■ **Ejercicios propuestos**:
A) Reescriba en forma de lista el párrafo del texto sobre el país en crisis que comienza con «El país se resume en catálogo de agravios», y conserve sus datos principales.
B) Prosiga el texto sobre el país en crisis a partir de su última oración.

■ **Fragmento de origen**:
########################################
Las universidades se despueblan. Profesores emigran, pupitres vacíos, pizarras agrietadas. Los estudiantes sobreviven con cuadernos usados en ambos lados. El campus se convierte en ruina lenta. Las bibliotecas cierran salas enteras. La propaganda oficial ocupa el lugar de carteles culturales. 
La juventud estudia entre ruinas.

La diáspora multiplica la orfandad. Hijos en Chile, padres en España, hermanos en Perú, abuelos en Venezuela.
Las videollamadas se cortan justo en la palabra «te extraño».
Los aeropuertos son salas de despedida con abrazos apretados. La migración se convierte en rito de paso.

El país se resume en catálogo de agravios. Cortes de luz, agua racionada, gasolina escasa, gas intermitente, medicinas ausentes, alimentos insuficientes, justicia cooptada, cárceles como centros de tortura, desapariciones sin respuesta, ejecuciones en protestas, velorios vigilados, hostigamiento a familiares, persecución de periodistas, clausura de radios, allanamiento de ONG, universidades desmanteladas, fronteras dominadas por mafias, selvas devastadas por minería ilegal, barrios controlados por colectivos, migración forzada, impunidad absoluta. Todo vivido, todo sabido, todo padecido.

La esperanza se reduce a una palabra pronunciada en voz baja. Flota. No designa sólo barcos. Designa la posibilidad de que el país recupere su nombre. Cada chisporroteo de radio parece un aviso. Cada rumor en la calle se convierte en posibilidad. El aire mismo vibra con la tensión de lo que puede llegar.

En la azotea de las casas, algunos miran el cielo en busca de un ruido distinto. La respiración se detiene unos segundos, como si el aire mismo aguardara un anuncio. Cada madrugada se vive como ensayo de lo que aún no llega.

El día que se parezca a un desenlace no llegará con trompetas. Llegará con la naturalidad de un cambio de viento. 
La radio encontrará una emisora extranjera que describa movimientos en idioma sobrio. La señal caerá y volverá. La antena casera captará más de lo habitual. El rumor correrá por los edificios como un animal pequeño. Una señora subirá dos sillas a la azotea. Un niño preguntará si hoy hay fiesta. La madre responderá con sonrisa corta.

La calle aprenderá otra vez a juntar gente sin miedo. Un vecino desenrollará una bandera que olía a armario. El color parecerá más vivo que antes. Otro bajará una caja de velas, por si acaso. Un señor afinará una guitarra olvidada. Habrá mezcla de vigilia y de domingo.
########################################
■ **Datos recopilados**:
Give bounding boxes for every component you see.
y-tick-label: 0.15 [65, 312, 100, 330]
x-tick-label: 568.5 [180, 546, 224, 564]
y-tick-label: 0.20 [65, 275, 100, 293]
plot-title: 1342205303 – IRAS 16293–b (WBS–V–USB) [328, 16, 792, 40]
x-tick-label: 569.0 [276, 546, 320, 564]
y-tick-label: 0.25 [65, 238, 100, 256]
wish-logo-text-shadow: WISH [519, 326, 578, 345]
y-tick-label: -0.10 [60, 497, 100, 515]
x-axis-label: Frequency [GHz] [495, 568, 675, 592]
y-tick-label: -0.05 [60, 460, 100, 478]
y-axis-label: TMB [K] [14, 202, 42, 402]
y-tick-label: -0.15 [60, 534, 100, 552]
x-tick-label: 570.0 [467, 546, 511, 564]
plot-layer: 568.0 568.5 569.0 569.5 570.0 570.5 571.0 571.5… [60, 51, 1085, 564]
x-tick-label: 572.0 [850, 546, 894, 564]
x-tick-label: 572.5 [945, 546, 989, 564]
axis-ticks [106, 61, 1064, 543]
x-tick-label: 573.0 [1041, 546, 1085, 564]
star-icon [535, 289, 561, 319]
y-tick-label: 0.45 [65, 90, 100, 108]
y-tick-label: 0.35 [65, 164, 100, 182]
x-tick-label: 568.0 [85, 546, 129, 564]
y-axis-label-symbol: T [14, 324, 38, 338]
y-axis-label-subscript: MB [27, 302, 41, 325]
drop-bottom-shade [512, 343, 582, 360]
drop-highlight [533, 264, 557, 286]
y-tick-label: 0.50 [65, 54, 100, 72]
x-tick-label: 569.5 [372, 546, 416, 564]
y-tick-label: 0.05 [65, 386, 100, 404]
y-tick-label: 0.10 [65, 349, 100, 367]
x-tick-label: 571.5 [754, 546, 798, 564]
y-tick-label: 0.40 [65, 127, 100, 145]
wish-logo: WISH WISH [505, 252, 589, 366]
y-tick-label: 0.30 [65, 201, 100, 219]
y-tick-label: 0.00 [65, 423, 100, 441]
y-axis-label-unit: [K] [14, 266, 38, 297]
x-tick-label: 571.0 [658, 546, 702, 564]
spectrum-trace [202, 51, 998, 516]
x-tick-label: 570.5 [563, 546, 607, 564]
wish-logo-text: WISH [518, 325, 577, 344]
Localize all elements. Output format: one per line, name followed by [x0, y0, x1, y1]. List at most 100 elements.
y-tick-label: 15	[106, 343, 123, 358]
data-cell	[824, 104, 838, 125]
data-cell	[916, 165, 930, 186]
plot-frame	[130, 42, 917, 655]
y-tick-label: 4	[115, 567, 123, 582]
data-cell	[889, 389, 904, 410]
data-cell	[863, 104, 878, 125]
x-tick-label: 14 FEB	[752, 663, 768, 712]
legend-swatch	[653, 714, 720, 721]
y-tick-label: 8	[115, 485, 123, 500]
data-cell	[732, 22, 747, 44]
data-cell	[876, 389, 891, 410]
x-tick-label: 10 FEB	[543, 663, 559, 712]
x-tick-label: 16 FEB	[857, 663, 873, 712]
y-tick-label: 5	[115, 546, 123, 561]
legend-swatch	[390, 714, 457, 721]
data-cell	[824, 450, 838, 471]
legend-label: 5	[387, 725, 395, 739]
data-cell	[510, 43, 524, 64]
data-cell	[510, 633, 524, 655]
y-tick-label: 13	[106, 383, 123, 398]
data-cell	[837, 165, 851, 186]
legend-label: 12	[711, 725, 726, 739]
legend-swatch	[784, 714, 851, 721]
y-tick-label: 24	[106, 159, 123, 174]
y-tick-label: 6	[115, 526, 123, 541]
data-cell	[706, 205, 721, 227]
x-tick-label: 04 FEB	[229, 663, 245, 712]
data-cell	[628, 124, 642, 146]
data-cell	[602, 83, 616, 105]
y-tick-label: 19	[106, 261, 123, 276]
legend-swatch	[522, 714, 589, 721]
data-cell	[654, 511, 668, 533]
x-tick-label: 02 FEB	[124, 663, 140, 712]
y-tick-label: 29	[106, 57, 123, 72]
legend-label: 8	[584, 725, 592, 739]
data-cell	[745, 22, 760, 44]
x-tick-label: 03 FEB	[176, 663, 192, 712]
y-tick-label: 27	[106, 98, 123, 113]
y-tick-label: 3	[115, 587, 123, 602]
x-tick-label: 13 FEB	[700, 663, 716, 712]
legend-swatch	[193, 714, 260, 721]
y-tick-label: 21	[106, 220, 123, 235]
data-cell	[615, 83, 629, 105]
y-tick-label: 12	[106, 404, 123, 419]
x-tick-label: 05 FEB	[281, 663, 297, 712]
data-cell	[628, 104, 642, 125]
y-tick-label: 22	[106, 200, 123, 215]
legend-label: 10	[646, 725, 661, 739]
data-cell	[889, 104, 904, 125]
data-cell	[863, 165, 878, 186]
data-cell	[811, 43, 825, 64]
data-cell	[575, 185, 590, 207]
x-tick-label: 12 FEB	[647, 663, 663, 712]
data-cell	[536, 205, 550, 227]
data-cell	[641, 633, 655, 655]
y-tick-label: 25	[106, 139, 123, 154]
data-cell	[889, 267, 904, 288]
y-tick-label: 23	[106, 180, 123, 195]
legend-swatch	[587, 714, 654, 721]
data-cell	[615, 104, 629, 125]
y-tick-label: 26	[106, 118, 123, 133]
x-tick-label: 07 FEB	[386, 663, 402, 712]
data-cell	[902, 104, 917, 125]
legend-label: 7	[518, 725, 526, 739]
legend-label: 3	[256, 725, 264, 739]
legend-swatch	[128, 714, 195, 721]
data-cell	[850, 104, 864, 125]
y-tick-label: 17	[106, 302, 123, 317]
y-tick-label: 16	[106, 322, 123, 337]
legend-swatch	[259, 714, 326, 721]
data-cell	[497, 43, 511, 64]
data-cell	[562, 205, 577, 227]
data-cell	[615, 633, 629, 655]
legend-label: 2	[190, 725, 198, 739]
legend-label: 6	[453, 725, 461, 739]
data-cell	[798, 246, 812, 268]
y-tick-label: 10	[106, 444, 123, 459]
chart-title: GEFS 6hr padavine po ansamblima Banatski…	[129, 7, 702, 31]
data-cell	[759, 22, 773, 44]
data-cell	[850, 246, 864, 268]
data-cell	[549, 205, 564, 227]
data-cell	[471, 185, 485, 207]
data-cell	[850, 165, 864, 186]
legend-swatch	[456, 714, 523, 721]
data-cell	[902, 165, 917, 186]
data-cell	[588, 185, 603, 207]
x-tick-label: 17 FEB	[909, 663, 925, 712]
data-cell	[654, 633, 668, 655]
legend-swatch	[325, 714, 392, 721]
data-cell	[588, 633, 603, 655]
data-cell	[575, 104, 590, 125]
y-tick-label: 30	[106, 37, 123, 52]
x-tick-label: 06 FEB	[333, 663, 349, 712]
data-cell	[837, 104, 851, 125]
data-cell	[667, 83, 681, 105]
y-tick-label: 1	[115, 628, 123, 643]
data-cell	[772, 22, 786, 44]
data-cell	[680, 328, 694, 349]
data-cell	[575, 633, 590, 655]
########################################
■ **Respuestas**:
A)
- Servicios básicos deficientes: cortes de luz, agua racionada, gasolina escasa y gas intermitente.
- Falta de medicinas y alimentos insuficientes.
- Justicia cooptada e impunidad absoluta.
- Cárceles como centros de tortura, desapariciones sin respuesta y ejecuciones en protestas.
- Velorios vigilados y hostigamiento a familiares.
- Persecución de periodistas, clausura de radios y allanamiento de ONG.
- Universidades desmanteladas.
- Fronteras dominadas por mafias, selvas devastadas por minería ilegal y barrios controlados por colectivos.
- Migración forzada.
- Todo ello vivido, sabido y padecido.

B)
Nadie pronunciará la palabra indebida. Se protegerá con silencio aquello que importa. La emoción caminará por pasillos con calcetines. Los teléfonos vibrarán con mensajes cortos. «Atentos». «Escuchen». «Miren hacia el norte». La gente mirará hacia el norte. El norte aún no responderá.

Un brillo aparecerá cerca del horizonte. Podrá ser reflejo o deseo. El deseo se alimentará con disciplina. La radio dejará de chisporrotear por un instante. Una voz entrará limpia, dirá algo que sonará a orden nueva. El barrio, por un segundo, quedará en blanco. El blanco producirá un latido. El latido producirá una lágrima que no se luce ni se niega. La lágrima caerá y secará. La contención mandará.

Si lo que se espera sucede, el país volverá a pronunciar su nombre sin miedo. Las paredes perderán poder. Las colas quedarán como anécdota de resistencia. El carnet de plástico quedará como testigo de un método en desuso. Las casas con cortinas corridas se abrirán a la luz. Las audiencias volverán a tener público. Las vetas de sangre en un muro serán prueba y no costumbre. Las sirenas volverán a significar ambulancia y no amenaza. Las motos volverán a significar transporte y no control.

Si lo esperado se dispersa, décadas de silencio tomarán asiento. Los niños memorizarán consignas como poemas.
Los jóvenes aprenderán a no esperar. Los viejos acomodarán la historia para que duela menos. 
Las libretas con nombres se guardarán en cajas. Las cajas se apilarán en armarios. El armario olerá a naftalina y renuncia.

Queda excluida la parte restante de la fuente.